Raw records
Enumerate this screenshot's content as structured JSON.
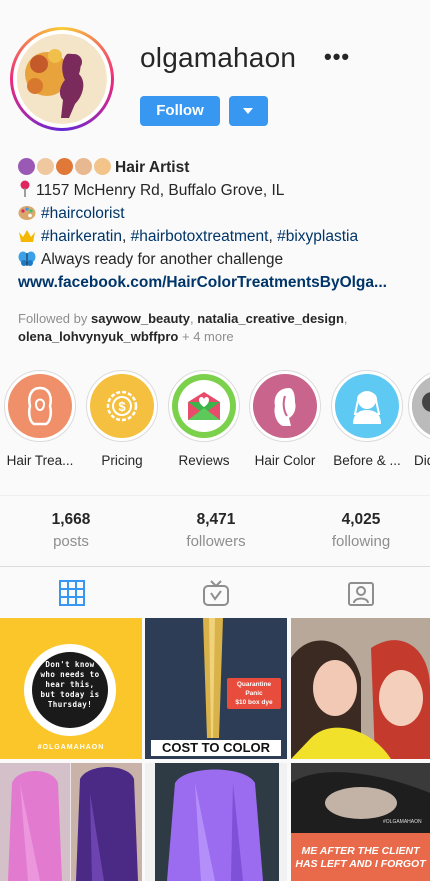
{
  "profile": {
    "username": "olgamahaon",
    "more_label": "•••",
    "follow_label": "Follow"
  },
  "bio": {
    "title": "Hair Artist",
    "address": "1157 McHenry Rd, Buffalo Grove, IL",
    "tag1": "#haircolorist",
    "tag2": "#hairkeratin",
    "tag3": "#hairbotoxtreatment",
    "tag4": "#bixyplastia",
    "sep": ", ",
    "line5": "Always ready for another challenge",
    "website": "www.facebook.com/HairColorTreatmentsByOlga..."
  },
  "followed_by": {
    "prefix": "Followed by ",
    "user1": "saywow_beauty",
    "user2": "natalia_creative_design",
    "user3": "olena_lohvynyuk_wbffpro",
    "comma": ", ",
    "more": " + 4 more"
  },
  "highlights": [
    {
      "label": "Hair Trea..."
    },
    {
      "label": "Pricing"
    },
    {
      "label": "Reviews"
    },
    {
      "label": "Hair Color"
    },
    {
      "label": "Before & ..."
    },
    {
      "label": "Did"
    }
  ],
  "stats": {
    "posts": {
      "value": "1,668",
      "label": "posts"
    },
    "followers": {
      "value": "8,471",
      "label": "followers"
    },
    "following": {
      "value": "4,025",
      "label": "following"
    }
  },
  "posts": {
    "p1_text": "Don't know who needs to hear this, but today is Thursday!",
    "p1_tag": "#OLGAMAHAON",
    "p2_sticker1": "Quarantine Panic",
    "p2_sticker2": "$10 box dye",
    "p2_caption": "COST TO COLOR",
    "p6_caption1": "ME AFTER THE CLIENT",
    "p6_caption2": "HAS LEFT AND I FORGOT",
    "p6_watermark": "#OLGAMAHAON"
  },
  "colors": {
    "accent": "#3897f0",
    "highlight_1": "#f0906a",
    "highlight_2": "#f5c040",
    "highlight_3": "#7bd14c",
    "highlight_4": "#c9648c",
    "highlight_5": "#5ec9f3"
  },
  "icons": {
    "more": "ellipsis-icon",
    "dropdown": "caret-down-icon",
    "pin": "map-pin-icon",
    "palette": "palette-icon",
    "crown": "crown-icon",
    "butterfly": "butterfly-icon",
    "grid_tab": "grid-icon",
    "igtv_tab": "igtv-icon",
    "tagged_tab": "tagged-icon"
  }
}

Prompt
Exclude the pictures. Write out the remaining data exactly.

Written response
Enumerate this screenshot's content as structured JSON.
{
  "profile": {
    "username": "olgamahaon",
    "more_label": "•••",
    "follow_label": "Follow"
  },
  "bio": {
    "title": "Hair Artist",
    "address": "1157 McHenry Rd, Buffalo Grove, IL",
    "tag1": "#haircolorist",
    "tag2": "#hairkeratin",
    "tag3": "#hairbotoxtreatment",
    "tag4": "#bixyplastia",
    "sep": ", ",
    "line5": "Always ready for another challenge",
    "website": "www.facebook.com/HairColorTreatmentsByOlga..."
  },
  "followed_by": {
    "prefix": "Followed by ",
    "user1": "saywow_beauty",
    "user2": "natalia_creative_design",
    "user3": "olena_lohvynyuk_wbffpro",
    "comma": ", ",
    "more": " + 4 more"
  },
  "highlights": [
    {
      "label": "Hair Trea..."
    },
    {
      "label": "Pricing"
    },
    {
      "label": "Reviews"
    },
    {
      "label": "Hair Color"
    },
    {
      "label": "Before & ..."
    },
    {
      "label": "Did"
    }
  ],
  "stats": {
    "posts": {
      "value": "1,668",
      "label": "posts"
    },
    "followers": {
      "value": "8,471",
      "label": "followers"
    },
    "following": {
      "value": "4,025",
      "label": "following"
    }
  },
  "posts": {
    "p1_text": "Don't know who needs to hear this, but today is Thursday!",
    "p1_tag": "#OLGAMAHAON",
    "p2_sticker1": "Quarantine Panic",
    "p2_sticker2": "$10 box dye",
    "p2_caption": "COST TO COLOR",
    "p6_caption1": "ME AFTER THE CLIENT",
    "p6_caption2": "HAS LEFT AND I FORGOT",
    "p6_watermark": "#OLGAMAHAON"
  },
  "colors": {
    "accent": "#3897f0",
    "highlight_1": "#f0906a",
    "highlight_2": "#f5c040",
    "highlight_3": "#7bd14c",
    "highlight_4": "#c9648c",
    "highlight_5": "#5ec9f3"
  },
  "icons": {
    "more": "ellipsis-icon",
    "dropdown": "caret-down-icon",
    "pin": "map-pin-icon",
    "palette": "palette-icon",
    "crown": "crown-icon",
    "butterfly": "butterfly-icon",
    "grid_tab": "grid-icon",
    "igtv_tab": "igtv-icon",
    "tagged_tab": "tagged-icon"
  }
}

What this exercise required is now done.